### Records supplied ###

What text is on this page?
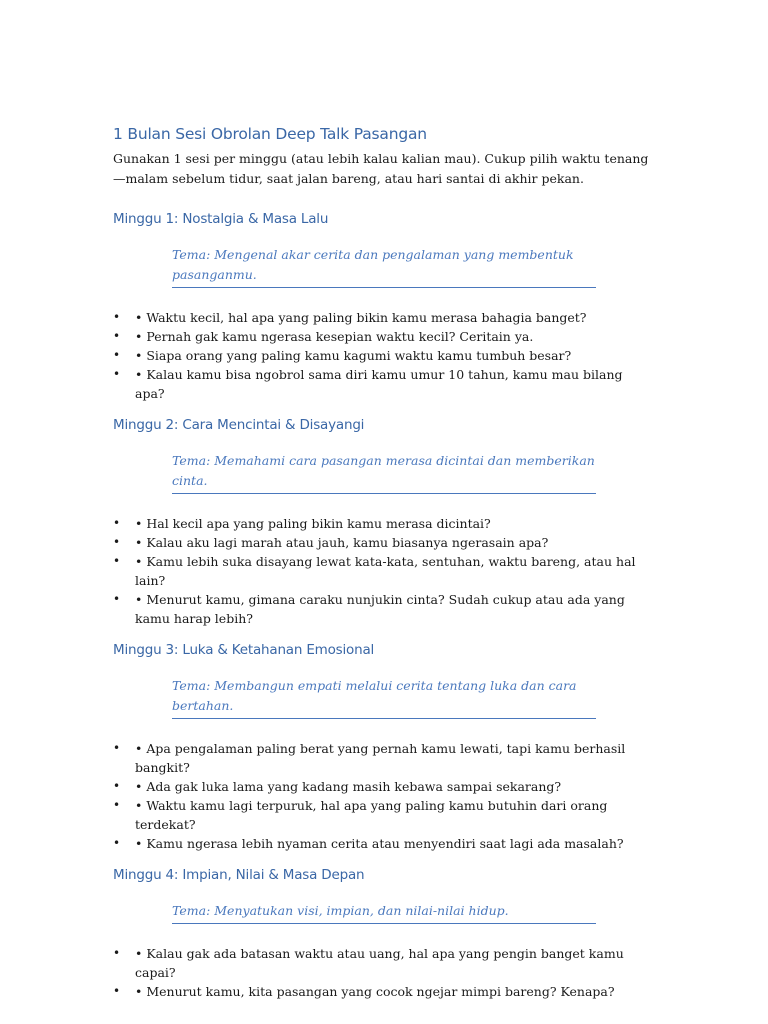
1 Bulan Sesi Obrolan Deep Talk Pasangan

Gunakan 1 sesi per minggu (atau lebih kalau kalian mau). Cukup pilih waktu tenang—malam sebelum tidur, saat jalan bareng, atau hari santai di akhir pekan.

Minggu 1: Nostalgia & Masa Lalu
Tema: Mengenal akar cerita dan pengalaman yang membentuk pasanganmu.
• • Waktu kecil, hal apa yang paling bikin kamu merasa bahagia banget?
• • Pernah gak kamu ngerasa kesepian waktu kecil? Ceritain ya.
• • Siapa orang yang paling kamu kagumi waktu kamu tumbuh besar?
• • Kalau kamu bisa ngobrol sama diri kamu umur 10 tahun, kamu mau bilang apa?
Minggu 2: Cara Mencintai & Disayangi
Tema: Memahami cara pasangan merasa dicintai dan memberikan cinta.
• • Hal kecil apa yang paling bikin kamu merasa dicintai?
• • Kalau aku lagi marah atau jauh, kamu biasanya ngerasain apa?
• • Kamu lebih suka disayang lewat kata-kata, sentuhan, waktu bareng, atau hal lain?
• • Menurut kamu, gimana caraku nunjukin cinta? Sudah cukup atau ada yang kamu harap lebih?
Minggu 3: Luka & Ketahanan Emosional
Tema: Membangun empati melalui cerita tentang luka dan cara bertahan.
• • Apa pengalaman paling berat yang pernah kamu lewati, tapi kamu berhasil bangkit?
• • Ada gak luka lama yang kadang masih kebawa sampai sekarang?
• • Waktu kamu lagi terpuruk, hal apa yang paling kamu butuhin dari orang terdekat?
• • Kamu ngerasa lebih nyaman cerita atau menyendiri saat lagi ada masalah?
Minggu 4: Impian, Nilai & Masa Depan
Tema: Menyatukan visi, impian, dan nilai-nilai hidup.
• • Kalau gak ada batasan waktu atau uang, hal apa yang pengin banget kamu capai?
• • Menurut kamu, kita pasangan yang cocok ngejar mimpi bareng? Kenapa?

###

## Instructions for the task
Without the pictures, write out all of the material exactly.

## The solution
What text is on this page?
1 Bulan Sesi Obrolan Deep Talk Pasangan

Gunakan 1 sesi per minggu (atau lebih kalau kalian mau). Cukup pilih waktu tenang—malam sebelum tidur, saat jalan bareng, atau hari santai di akhir pekan.

Minggu 1: Nostalgia & Masa Lalu
Tema: Mengenal akar cerita dan pengalaman yang membentuk pasanganmu.
• • Waktu kecil, hal apa yang paling bikin kamu merasa bahagia banget?
• • Pernah gak kamu ngerasa kesepian waktu kecil? Ceritain ya.
• • Siapa orang yang paling kamu kagumi waktu kamu tumbuh besar?
• • Kalau kamu bisa ngobrol sama diri kamu umur 10 tahun, kamu mau bilang apa?
Minggu 2: Cara Mencintai & Disayangi
Tema: Memahami cara pasangan merasa dicintai dan memberikan cinta.
• • Hal kecil apa yang paling bikin kamu merasa dicintai?
• • Kalau aku lagi marah atau jauh, kamu biasanya ngerasain apa?
• • Kamu lebih suka disayang lewat kata-kata, sentuhan, waktu bareng, atau hal lain?
• • Menurut kamu, gimana caraku nunjukin cinta? Sudah cukup atau ada yang kamu harap lebih?
Minggu 3: Luka & Ketahanan Emosional
Tema: Membangun empati melalui cerita tentang luka dan cara bertahan.
• • Apa pengalaman paling berat yang pernah kamu lewati, tapi kamu berhasil bangkit?
• • Ada gak luka lama yang kadang masih kebawa sampai sekarang?
• • Waktu kamu lagi terpuruk, hal apa yang paling kamu butuhin dari orang terdekat?
• • Kamu ngerasa lebih nyaman cerita atau menyendiri saat lagi ada masalah?
Minggu 4: Impian, Nilai & Masa Depan
Tema: Menyatukan visi, impian, dan nilai-nilai hidup.
• • Kalau gak ada batasan waktu atau uang, hal apa yang pengin banget kamu capai?
• • Menurut kamu, kita pasangan yang cocok ngejar mimpi bareng? Kenapa?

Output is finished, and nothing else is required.